* [Task directions] In the seminar abstract, what is the eclipse phase defined as?

* [Selected extract]
········
• January 11, 2019
    Yusuke Asai
    Hokkaido University
    Location and Time: Parker Hall 328, 2pm-3pm
    Title: Development of hepatitis C virus dynamics model and numerical methods for random ordinary differential equations with time delay

    Abstract: Mathematical modeling by differential equations plays an important role to understand natural sciences. In particular, required data are frequently not obtained in biology and medicine and simulation using mathematical models helps us to analyze system behavior under various scenarios. Deterministic models have been long investigated and applied to natural phenomena, however, some factors might be ignored in model building process or we encounter random effect from environment in practice. To handle such uncertain effect, random ordinary differential equations (RODEs) can be an ideal tool because of its simplicity in model building as well as the regularity of the corresponding noise processes. Recently, several classes of numerical methods for RODEs have been developed and applied to real problems, yet time delay has been ignored in those applications. To capture and understand system behavior more accurately, we need to handle both of randomness and time delay simultaneously. In this talk, development of hepatitis C virus (HCV) dynamics models is briefly introduced and then numerical methods for RODEs with time delay are systematically constructed. The developed methods are applied to the introduced HCV model with target cells, infected cells and viruses compartments, and eclipse phase, the time elapsed between cell infection and virus production, and their behavior will be investigated.
········
* [Record extracts]
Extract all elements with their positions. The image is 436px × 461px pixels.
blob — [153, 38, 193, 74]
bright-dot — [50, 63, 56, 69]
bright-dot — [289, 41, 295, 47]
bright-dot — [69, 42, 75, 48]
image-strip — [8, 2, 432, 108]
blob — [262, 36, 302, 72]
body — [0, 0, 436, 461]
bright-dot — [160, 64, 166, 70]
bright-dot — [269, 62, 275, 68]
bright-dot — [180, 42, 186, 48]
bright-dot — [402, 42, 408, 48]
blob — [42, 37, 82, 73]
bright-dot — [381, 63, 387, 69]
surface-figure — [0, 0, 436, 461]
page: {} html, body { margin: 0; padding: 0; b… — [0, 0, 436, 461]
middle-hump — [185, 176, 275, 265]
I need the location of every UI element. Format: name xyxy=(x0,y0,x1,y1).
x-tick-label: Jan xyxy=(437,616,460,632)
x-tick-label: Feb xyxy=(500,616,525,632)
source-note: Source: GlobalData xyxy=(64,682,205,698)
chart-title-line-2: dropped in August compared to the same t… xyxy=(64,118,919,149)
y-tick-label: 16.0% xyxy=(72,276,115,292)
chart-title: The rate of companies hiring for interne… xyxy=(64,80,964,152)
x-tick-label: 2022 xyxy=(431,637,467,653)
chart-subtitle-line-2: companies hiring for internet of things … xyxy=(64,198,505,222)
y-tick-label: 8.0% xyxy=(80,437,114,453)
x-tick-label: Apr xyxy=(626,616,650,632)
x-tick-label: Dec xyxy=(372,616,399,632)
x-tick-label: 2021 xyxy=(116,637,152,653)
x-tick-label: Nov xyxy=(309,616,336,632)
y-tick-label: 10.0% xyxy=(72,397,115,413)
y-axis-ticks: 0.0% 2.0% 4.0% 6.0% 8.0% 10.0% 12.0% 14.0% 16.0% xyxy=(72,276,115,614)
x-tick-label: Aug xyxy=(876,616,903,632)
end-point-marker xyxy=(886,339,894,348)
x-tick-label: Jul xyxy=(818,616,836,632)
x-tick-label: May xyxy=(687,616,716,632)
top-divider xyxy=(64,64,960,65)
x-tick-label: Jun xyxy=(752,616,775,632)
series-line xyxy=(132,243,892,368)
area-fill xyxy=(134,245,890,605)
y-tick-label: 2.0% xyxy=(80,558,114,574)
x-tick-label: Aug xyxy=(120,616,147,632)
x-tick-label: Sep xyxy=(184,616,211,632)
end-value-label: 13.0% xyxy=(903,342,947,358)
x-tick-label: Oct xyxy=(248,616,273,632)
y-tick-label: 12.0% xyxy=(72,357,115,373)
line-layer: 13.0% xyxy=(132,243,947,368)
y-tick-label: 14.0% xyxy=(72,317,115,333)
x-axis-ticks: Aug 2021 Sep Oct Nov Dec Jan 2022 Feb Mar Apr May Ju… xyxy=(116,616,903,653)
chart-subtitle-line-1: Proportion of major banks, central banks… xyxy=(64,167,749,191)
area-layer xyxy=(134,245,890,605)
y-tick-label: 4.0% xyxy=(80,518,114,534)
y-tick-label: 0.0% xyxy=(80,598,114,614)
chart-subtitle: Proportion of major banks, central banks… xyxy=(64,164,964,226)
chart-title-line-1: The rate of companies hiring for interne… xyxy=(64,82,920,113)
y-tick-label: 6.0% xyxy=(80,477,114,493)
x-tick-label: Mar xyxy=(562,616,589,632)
········
* [Exercise answer] The eclipse phase is the time elapsed between cell infection and virus production.